▸ **What the task requires**
Set the listing down again in full, word for word, with the pictures left out.

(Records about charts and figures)

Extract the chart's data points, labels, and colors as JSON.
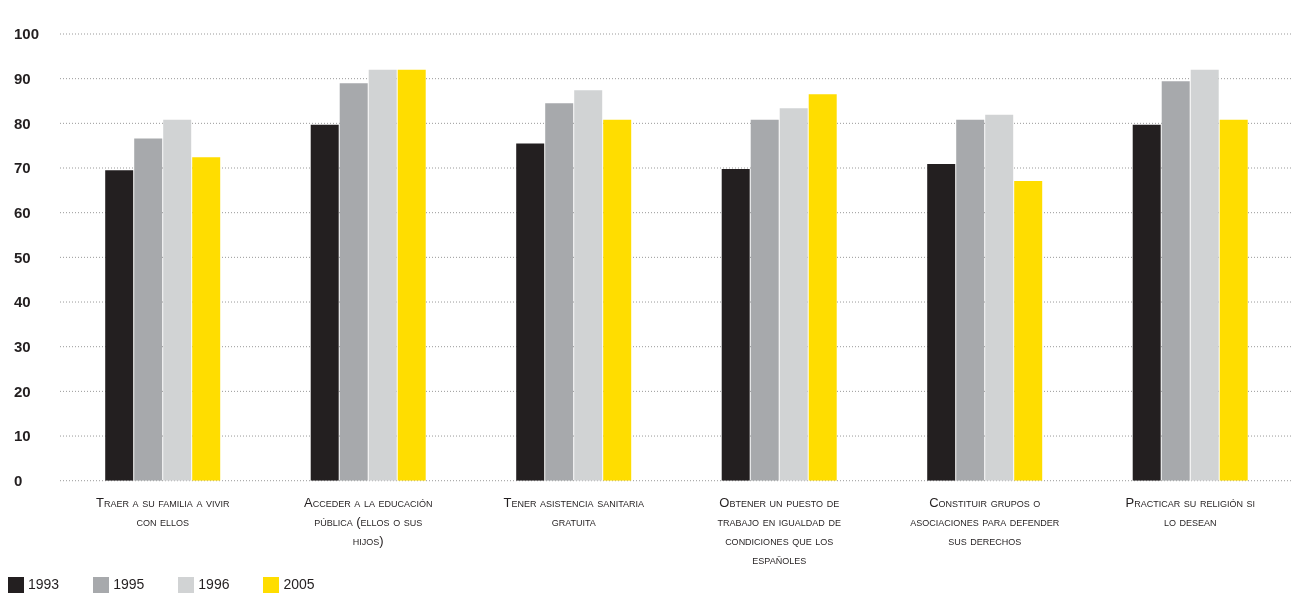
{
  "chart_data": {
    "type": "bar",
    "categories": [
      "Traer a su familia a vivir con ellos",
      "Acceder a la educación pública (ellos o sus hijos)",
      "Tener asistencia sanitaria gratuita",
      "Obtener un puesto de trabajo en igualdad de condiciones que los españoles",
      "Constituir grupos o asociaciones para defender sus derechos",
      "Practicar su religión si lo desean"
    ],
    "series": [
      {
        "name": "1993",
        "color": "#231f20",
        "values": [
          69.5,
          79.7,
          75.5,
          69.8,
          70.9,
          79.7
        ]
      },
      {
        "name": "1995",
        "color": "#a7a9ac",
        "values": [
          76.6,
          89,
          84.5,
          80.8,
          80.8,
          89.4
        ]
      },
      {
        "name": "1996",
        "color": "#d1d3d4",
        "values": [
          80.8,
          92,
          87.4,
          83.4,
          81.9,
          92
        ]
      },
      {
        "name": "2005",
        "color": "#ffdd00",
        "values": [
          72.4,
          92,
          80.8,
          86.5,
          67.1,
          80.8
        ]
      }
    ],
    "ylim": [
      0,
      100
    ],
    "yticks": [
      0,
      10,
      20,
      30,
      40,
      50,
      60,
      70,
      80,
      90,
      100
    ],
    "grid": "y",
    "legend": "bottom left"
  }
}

▸ **Solution**
Extract the chart's data points, labels, and colors as JSON.
{
  "chart_data": {
    "type": "bar",
    "categories": [
      "Traer a su familia a vivir con ellos",
      "Acceder a la educación pública (ellos o sus hijos)",
      "Tener asistencia sanitaria gratuita",
      "Obtener un puesto de trabajo en igualdad de condiciones que los españoles",
      "Constituir grupos o asociaciones para defender sus derechos",
      "Practicar su religión si lo desean"
    ],
    "series": [
      {
        "name": "1993",
        "color": "#231f20",
        "values": [
          69.5,
          79.7,
          75.5,
          69.8,
          70.9,
          79.7
        ]
      },
      {
        "name": "1995",
        "color": "#a7a9ac",
        "values": [
          76.6,
          89,
          84.5,
          80.8,
          80.8,
          89.4
        ]
      },
      {
        "name": "1996",
        "color": "#d1d3d4",
        "values": [
          80.8,
          92,
          87.4,
          83.4,
          81.9,
          92
        ]
      },
      {
        "name": "2005",
        "color": "#ffdd00",
        "values": [
          72.4,
          92,
          80.8,
          86.5,
          67.1,
          80.8
        ]
      }
    ],
    "ylim": [
      0,
      100
    ],
    "yticks": [
      0,
      10,
      20,
      30,
      40,
      50,
      60,
      70,
      80,
      90,
      100
    ],
    "grid": "y",
    "legend": "bottom left"
  }
}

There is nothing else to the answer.